### OBJECTIVE
Copy nothing but the text: reproduce each line of the listing exactly and leave the pictures out.

### Records from a dataset
start

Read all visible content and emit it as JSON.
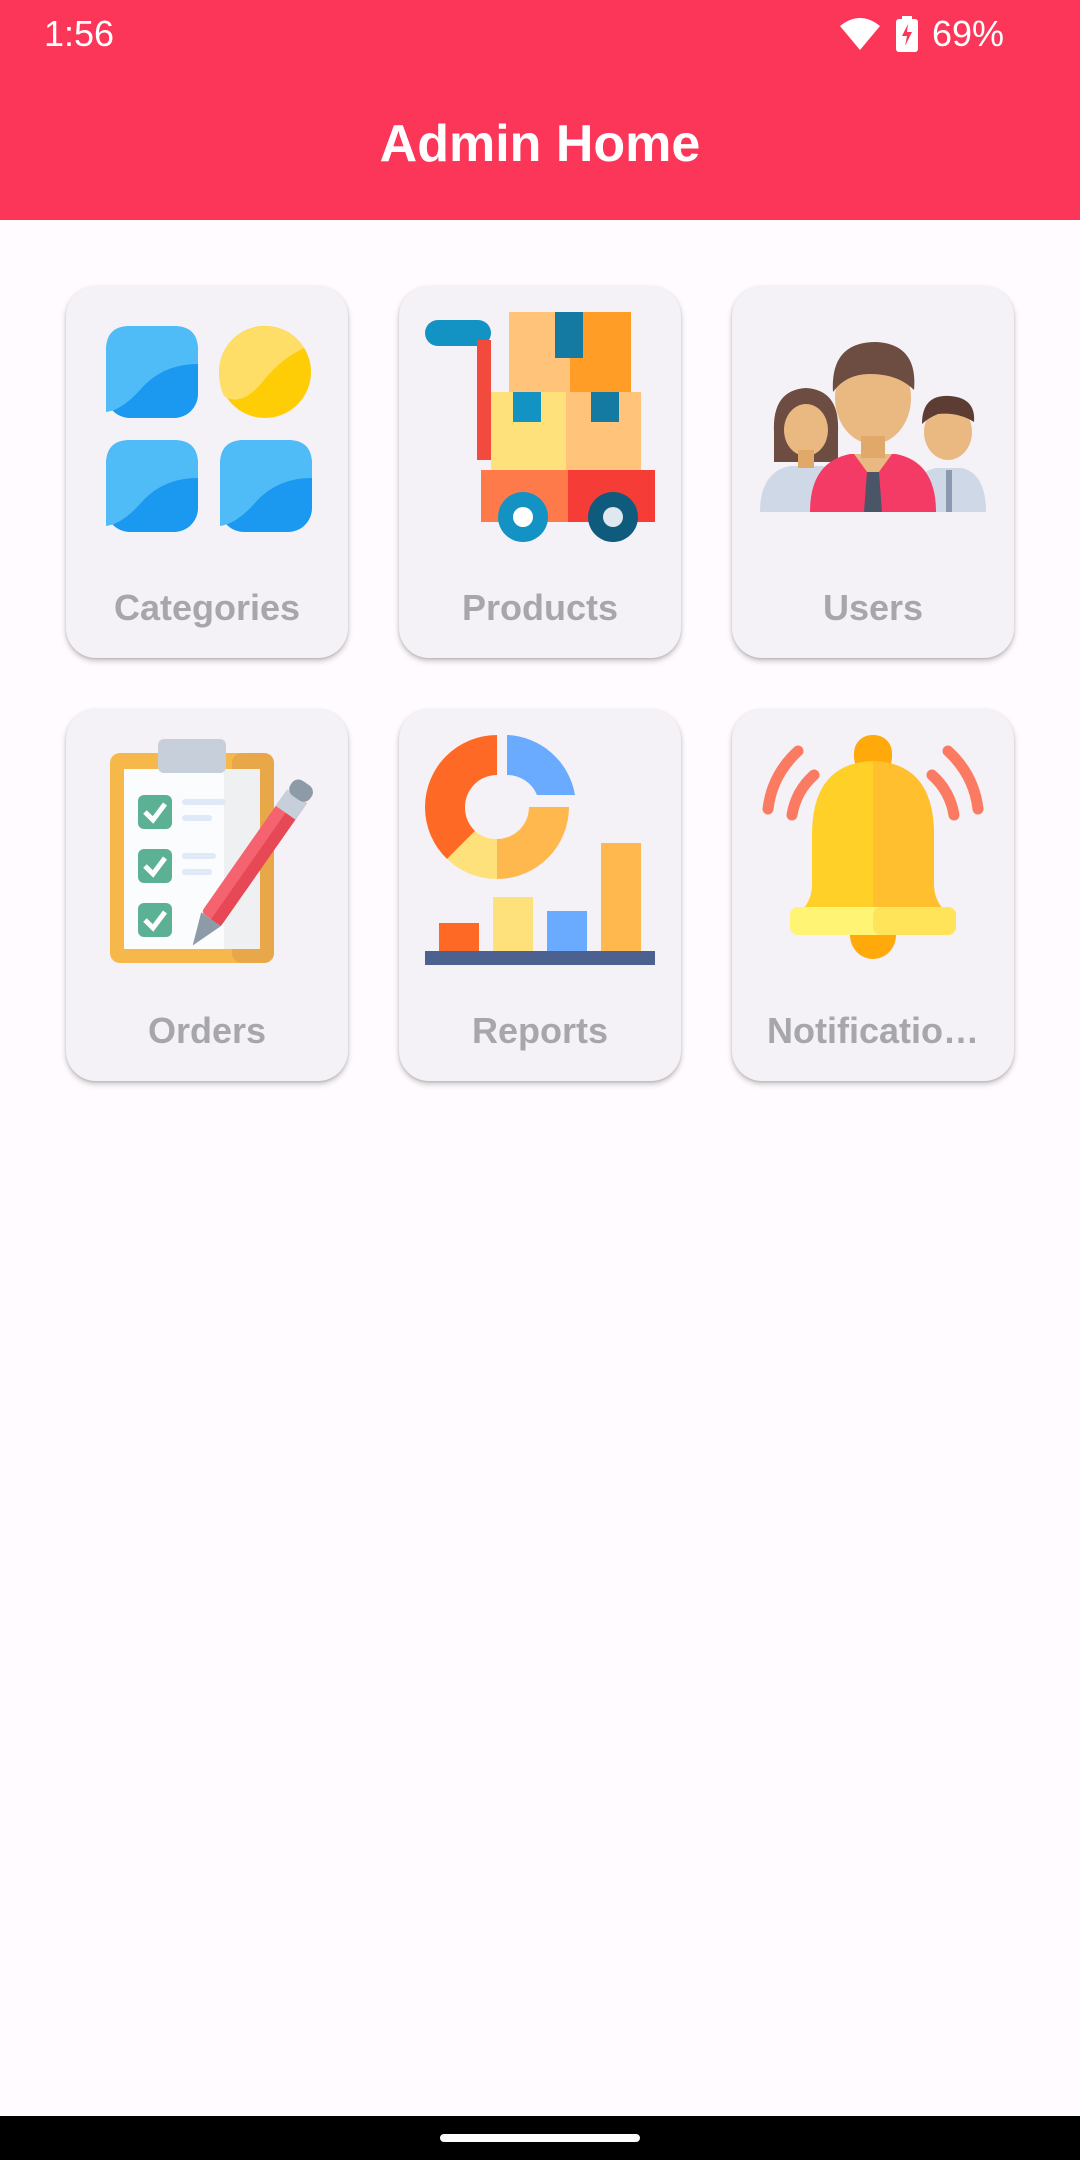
{
  "status_bar": {
    "time": "1:56",
    "battery": "69%"
  },
  "app_bar": {
    "title": "Admin Home"
  },
  "tiles": [
    {
      "label": "Categories",
      "icon": "categories-icon"
    },
    {
      "label": "Products",
      "icon": "products-cart-icon"
    },
    {
      "label": "Users",
      "icon": "users-group-icon"
    },
    {
      "label": "Orders",
      "icon": "orders-clipboard-icon"
    },
    {
      "label": "Reports",
      "icon": "reports-chart-icon"
    },
    {
      "label": "Notificatio…",
      "icon": "notification-bell-icon"
    }
  ],
  "colors": {
    "app_bar": "#fc3659",
    "card_background": "#f4f1f7",
    "label_text": "#a7a6aa",
    "page_background": "#fffbfe"
  }
}
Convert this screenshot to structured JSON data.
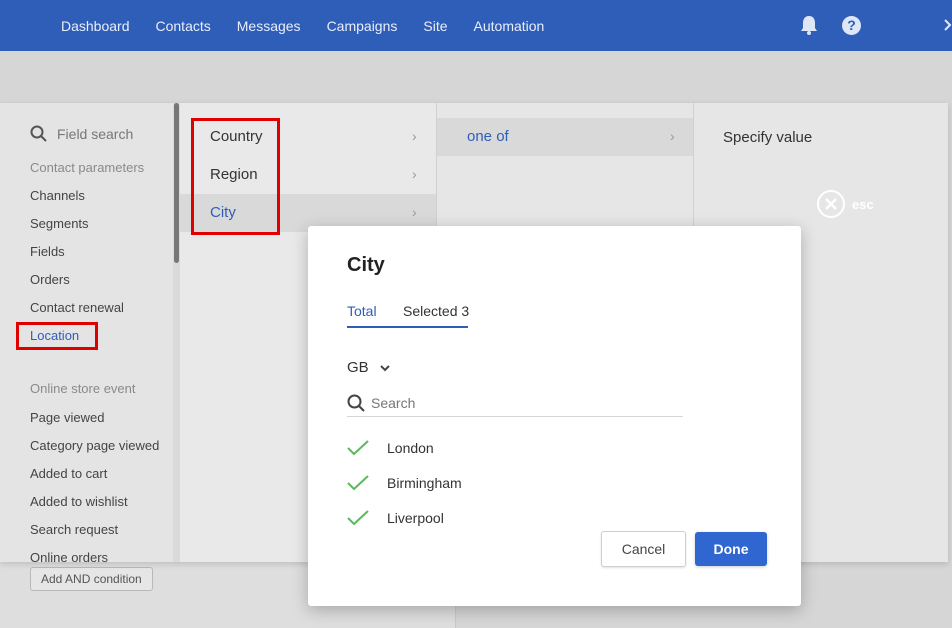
{
  "nav": {
    "items": [
      "Dashboard",
      "Contacts",
      "Messages",
      "Campaigns",
      "Site",
      "Automation"
    ],
    "help_glyph": "?"
  },
  "sidebar": {
    "search_placeholder": "Field search",
    "contact_params_header": "Contact parameters",
    "contact_params": [
      "Channels",
      "Segments",
      "Fields",
      "Orders",
      "Contact renewal",
      "Location"
    ],
    "selected": "Location",
    "store_events_header": "Online store event",
    "store_events": [
      "Page viewed",
      "Category page viewed",
      "Added to cart",
      "Added to wishlist",
      "Search request",
      "Online orders"
    ]
  },
  "location_options": [
    {
      "label": "Country",
      "chevron": "›"
    },
    {
      "label": "Region",
      "chevron": "›"
    },
    {
      "label": "City",
      "chevron": "›"
    }
  ],
  "operator": {
    "label": "one of",
    "chevron": "›"
  },
  "value_panel": {
    "label": "Specify value",
    "esc": "esc"
  },
  "add_condition": "Add AND condition",
  "modal": {
    "title": "City",
    "tab_total": "Total",
    "tab_selected": "Selected 3",
    "country": "GB",
    "search_placeholder": "Search",
    "cities": [
      "London",
      "Birmingham",
      "Liverpool"
    ],
    "cancel": "Cancel",
    "done": "Done"
  },
  "colors": {
    "nav_bg": "#2f5eb8",
    "accent": "#2f5eb8",
    "check": "#5cb85c",
    "highlight_box": "#e00000"
  }
}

end

### COMPLETE ANSWER
Read all visible content and emit it as JSON.
{
  "status_bar": {
    "time": "1:56",
    "battery": "69%"
  },
  "app_bar": {
    "title": "Admin Home"
  },
  "tiles": [
    {
      "label": "Categories",
      "icon": "categories-icon"
    },
    {
      "label": "Products",
      "icon": "products-cart-icon"
    },
    {
      "label": "Users",
      "icon": "users-group-icon"
    },
    {
      "label": "Orders",
      "icon": "orders-clipboard-icon"
    },
    {
      "label": "Reports",
      "icon": "reports-chart-icon"
    },
    {
      "label": "Notificatio…",
      "icon": "notification-bell-icon"
    }
  ],
  "colors": {
    "app_bar": "#fc3659",
    "card_background": "#f4f1f7",
    "label_text": "#a7a6aa",
    "page_background": "#fffbfe"
  }
}
Convert this screenshot to structured JSON data.
{
  "nav": {
    "items": [
      "Dashboard",
      "Contacts",
      "Messages",
      "Campaigns",
      "Site",
      "Automation"
    ],
    "help_glyph": "?"
  },
  "sidebar": {
    "search_placeholder": "Field search",
    "contact_params_header": "Contact parameters",
    "contact_params": [
      "Channels",
      "Segments",
      "Fields",
      "Orders",
      "Contact renewal",
      "Location"
    ],
    "selected": "Location",
    "store_events_header": "Online store event",
    "store_events": [
      "Page viewed",
      "Category page viewed",
      "Added to cart",
      "Added to wishlist",
      "Search request",
      "Online orders"
    ]
  },
  "location_options": [
    {
      "label": "Country",
      "chevron": "›"
    },
    {
      "label": "Region",
      "chevron": "›"
    },
    {
      "label": "City",
      "chevron": "›"
    }
  ],
  "operator": {
    "label": "one of",
    "chevron": "›"
  },
  "value_panel": {
    "label": "Specify value",
    "esc": "esc"
  },
  "add_condition": "Add AND condition",
  "modal": {
    "title": "City",
    "tab_total": "Total",
    "tab_selected": "Selected 3",
    "country": "GB",
    "search_placeholder": "Search",
    "cities": [
      "London",
      "Birmingham",
      "Liverpool"
    ],
    "cancel": "Cancel",
    "done": "Done"
  },
  "colors": {
    "nav_bg": "#2f5eb8",
    "accent": "#2f5eb8",
    "check": "#5cb85c",
    "highlight_box": "#e00000"
  }
}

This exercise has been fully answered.